Written task
Please report every line from the material that contains the word "JSON".

Supplied material
· · · ·

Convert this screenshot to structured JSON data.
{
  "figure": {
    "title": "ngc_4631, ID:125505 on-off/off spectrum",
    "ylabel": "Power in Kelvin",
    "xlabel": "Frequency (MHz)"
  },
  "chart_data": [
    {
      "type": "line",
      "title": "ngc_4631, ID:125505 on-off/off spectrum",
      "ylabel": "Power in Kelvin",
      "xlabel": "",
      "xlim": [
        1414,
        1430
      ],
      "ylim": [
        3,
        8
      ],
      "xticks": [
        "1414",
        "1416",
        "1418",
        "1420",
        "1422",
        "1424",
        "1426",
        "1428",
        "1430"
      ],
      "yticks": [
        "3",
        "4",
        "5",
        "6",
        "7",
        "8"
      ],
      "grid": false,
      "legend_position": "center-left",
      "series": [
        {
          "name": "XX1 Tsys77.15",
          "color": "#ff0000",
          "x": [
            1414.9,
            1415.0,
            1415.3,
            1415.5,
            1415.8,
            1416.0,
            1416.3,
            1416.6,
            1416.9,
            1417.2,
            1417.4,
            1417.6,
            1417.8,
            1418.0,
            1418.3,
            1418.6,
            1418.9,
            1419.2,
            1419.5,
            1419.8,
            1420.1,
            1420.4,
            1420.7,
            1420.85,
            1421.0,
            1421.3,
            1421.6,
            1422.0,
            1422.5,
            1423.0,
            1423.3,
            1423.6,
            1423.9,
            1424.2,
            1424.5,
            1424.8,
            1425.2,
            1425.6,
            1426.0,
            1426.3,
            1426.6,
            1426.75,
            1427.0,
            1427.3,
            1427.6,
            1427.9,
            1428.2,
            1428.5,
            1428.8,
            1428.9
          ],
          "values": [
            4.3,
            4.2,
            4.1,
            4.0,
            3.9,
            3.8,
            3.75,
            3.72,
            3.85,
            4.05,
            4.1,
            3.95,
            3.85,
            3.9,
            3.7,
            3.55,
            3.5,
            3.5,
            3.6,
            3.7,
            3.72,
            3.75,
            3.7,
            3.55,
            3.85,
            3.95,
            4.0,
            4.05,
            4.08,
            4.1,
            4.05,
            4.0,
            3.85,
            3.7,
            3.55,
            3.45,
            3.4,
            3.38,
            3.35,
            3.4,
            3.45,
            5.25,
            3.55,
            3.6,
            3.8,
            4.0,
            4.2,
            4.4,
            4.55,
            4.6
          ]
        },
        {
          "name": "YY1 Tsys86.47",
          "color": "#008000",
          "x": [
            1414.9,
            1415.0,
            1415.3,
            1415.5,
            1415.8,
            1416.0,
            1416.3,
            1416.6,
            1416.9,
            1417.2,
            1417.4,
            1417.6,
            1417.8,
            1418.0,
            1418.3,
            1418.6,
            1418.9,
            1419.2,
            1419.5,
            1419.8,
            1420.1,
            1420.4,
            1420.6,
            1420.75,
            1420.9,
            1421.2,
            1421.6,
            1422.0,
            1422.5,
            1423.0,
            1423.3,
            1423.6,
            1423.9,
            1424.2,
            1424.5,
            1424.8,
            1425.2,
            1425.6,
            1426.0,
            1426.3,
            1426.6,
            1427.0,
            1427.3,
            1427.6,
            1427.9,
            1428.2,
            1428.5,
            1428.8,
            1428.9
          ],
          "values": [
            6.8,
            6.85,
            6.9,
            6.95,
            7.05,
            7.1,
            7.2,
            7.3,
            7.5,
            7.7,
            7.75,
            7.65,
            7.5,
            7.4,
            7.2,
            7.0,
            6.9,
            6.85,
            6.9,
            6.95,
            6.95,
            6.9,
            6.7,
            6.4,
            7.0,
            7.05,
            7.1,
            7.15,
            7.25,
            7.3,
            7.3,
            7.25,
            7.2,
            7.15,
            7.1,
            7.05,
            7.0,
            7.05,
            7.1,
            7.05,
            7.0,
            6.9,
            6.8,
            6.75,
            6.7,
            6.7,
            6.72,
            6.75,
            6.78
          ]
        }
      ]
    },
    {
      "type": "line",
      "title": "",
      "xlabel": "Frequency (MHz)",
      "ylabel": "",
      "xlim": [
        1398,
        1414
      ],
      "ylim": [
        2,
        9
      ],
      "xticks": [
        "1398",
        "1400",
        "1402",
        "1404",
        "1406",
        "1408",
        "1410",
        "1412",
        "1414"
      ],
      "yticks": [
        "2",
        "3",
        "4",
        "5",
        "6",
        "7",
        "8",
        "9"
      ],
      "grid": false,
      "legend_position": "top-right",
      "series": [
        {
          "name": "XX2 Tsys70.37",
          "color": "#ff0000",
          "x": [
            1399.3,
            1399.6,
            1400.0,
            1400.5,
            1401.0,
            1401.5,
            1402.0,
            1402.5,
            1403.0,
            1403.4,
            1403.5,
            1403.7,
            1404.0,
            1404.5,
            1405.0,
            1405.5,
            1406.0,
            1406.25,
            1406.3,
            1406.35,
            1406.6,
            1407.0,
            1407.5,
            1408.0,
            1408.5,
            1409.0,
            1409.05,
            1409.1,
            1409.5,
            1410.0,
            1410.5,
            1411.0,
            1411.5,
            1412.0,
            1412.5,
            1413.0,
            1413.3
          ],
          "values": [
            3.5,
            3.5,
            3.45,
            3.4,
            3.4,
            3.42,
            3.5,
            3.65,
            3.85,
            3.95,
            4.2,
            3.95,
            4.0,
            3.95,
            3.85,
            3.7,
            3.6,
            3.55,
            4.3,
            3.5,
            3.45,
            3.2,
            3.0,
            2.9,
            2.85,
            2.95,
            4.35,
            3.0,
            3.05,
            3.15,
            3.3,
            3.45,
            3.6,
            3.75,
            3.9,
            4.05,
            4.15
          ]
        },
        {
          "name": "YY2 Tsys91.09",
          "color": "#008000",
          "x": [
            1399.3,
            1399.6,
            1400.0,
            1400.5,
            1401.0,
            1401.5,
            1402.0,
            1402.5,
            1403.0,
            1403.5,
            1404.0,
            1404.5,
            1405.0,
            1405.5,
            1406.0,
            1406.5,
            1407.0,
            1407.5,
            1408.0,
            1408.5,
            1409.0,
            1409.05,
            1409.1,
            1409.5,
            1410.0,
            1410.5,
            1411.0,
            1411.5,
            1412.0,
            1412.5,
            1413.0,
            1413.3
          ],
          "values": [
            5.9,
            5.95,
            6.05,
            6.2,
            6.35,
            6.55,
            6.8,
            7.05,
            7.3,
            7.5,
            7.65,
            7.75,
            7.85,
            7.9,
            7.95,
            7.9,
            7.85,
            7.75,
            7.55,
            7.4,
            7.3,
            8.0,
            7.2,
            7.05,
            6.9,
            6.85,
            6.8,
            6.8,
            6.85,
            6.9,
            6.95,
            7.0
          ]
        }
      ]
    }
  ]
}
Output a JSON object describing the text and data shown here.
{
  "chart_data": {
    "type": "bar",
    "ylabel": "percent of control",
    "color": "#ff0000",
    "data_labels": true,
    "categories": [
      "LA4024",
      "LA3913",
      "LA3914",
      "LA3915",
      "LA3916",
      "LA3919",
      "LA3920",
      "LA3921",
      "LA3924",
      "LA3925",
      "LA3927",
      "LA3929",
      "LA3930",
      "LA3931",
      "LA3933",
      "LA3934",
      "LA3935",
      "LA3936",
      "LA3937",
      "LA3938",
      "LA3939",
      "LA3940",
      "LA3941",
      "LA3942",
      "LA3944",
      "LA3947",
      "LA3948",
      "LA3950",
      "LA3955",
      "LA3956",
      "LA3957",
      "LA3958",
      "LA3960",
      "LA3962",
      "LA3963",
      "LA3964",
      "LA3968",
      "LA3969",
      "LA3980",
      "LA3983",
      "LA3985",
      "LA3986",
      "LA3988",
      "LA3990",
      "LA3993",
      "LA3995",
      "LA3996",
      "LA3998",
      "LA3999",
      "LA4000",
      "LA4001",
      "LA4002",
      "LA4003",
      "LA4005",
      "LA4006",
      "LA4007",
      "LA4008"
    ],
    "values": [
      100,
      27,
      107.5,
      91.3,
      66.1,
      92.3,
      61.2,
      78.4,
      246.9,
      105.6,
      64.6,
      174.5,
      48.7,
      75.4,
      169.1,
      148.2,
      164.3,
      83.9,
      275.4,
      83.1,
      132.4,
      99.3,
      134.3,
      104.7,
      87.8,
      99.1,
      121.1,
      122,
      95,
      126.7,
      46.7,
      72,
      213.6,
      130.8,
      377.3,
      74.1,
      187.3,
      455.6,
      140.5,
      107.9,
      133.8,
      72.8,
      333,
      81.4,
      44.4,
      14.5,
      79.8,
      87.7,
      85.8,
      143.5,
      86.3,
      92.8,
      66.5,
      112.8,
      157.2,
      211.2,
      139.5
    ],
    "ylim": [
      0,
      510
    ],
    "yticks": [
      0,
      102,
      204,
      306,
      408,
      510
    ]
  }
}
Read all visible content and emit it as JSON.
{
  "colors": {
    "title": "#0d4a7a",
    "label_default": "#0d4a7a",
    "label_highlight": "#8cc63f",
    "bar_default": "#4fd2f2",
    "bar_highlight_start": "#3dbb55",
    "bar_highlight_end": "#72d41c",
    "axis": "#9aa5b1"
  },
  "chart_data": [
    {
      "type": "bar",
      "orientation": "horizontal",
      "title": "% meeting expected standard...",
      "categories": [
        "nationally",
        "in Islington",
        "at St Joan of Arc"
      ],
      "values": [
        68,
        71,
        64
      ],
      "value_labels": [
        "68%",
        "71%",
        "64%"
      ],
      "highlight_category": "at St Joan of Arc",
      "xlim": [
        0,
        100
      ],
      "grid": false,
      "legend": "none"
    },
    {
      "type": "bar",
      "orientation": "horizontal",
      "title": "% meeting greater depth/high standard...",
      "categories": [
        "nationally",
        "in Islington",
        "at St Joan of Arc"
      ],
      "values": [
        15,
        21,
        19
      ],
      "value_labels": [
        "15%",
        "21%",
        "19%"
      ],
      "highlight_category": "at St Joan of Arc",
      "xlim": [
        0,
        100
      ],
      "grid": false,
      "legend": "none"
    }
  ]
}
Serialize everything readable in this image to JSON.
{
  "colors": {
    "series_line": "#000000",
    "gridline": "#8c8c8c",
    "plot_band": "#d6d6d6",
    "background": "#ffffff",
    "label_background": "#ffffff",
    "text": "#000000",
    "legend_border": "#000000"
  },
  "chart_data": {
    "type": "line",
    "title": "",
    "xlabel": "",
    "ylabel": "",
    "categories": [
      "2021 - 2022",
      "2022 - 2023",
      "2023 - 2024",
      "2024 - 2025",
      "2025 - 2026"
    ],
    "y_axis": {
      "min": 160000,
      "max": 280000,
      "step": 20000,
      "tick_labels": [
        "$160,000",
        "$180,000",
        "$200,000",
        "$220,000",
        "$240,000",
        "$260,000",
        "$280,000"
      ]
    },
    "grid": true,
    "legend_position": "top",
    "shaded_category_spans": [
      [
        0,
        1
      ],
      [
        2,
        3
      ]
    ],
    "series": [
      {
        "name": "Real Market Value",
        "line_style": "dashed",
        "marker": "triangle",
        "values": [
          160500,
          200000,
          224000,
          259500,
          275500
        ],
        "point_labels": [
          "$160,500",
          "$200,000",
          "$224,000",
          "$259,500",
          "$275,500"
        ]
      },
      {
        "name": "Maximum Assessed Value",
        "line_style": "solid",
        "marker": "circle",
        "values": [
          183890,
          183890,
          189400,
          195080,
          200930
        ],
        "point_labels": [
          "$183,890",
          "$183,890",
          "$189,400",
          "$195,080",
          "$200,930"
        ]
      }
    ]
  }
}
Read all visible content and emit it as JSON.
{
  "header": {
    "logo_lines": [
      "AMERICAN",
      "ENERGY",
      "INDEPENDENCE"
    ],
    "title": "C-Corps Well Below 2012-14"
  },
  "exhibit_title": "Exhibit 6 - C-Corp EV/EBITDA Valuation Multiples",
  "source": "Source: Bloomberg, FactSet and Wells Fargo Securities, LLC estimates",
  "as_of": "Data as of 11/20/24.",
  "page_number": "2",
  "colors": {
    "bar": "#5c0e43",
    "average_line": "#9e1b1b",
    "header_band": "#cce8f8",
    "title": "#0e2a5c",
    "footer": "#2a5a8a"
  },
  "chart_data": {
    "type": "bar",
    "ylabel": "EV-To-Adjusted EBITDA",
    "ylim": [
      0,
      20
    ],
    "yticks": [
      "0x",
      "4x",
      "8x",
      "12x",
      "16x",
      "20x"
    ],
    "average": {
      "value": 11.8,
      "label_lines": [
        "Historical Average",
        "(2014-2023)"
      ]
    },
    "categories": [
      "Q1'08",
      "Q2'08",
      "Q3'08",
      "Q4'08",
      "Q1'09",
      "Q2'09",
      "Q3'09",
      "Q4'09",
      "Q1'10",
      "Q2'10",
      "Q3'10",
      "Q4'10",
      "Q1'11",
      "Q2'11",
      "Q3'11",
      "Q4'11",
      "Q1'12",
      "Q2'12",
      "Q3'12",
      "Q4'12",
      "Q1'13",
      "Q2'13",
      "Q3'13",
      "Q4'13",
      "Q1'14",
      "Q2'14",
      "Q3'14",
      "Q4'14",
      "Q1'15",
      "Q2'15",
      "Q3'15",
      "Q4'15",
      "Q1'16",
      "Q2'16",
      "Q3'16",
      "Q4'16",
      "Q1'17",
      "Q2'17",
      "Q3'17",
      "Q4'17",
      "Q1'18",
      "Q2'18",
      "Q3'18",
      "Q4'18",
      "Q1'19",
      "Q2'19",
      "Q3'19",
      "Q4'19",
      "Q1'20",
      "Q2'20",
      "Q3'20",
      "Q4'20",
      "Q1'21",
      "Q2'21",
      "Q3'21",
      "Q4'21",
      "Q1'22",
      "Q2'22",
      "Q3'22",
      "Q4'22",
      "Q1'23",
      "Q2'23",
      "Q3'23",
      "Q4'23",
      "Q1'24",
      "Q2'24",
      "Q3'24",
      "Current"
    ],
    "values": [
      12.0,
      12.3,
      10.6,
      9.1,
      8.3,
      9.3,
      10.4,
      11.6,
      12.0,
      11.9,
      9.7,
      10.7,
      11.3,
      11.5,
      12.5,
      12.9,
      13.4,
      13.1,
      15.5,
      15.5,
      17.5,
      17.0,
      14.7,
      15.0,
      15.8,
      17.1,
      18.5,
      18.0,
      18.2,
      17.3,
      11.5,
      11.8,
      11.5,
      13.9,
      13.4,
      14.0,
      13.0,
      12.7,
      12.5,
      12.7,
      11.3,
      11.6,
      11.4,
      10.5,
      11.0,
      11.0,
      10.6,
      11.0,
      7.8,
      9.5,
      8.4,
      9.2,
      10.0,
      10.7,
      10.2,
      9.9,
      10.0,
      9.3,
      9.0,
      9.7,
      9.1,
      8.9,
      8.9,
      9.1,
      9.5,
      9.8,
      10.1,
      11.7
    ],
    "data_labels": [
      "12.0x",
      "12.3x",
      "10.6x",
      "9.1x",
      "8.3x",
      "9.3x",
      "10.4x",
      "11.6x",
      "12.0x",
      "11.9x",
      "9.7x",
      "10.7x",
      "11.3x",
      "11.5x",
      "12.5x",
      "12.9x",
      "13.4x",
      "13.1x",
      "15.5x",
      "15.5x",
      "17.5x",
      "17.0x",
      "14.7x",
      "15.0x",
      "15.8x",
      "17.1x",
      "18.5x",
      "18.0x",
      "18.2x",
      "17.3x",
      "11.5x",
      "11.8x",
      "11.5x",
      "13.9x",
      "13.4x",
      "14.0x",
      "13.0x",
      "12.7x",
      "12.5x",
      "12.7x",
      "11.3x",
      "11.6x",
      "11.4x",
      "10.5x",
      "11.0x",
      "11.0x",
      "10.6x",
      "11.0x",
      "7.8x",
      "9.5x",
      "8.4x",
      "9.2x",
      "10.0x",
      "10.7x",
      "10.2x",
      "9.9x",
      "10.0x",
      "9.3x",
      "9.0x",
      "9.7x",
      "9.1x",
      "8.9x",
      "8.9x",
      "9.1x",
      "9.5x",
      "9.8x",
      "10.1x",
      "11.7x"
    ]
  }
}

· · · ·

Reply
Convert this screenshot to structured JSON data.
Output a JSON object describing the text and data shown here.
Read all visible content and emit it as JSON.
Serialize everything readable in this image to JSON.
Read all visible content and emit it as JSON.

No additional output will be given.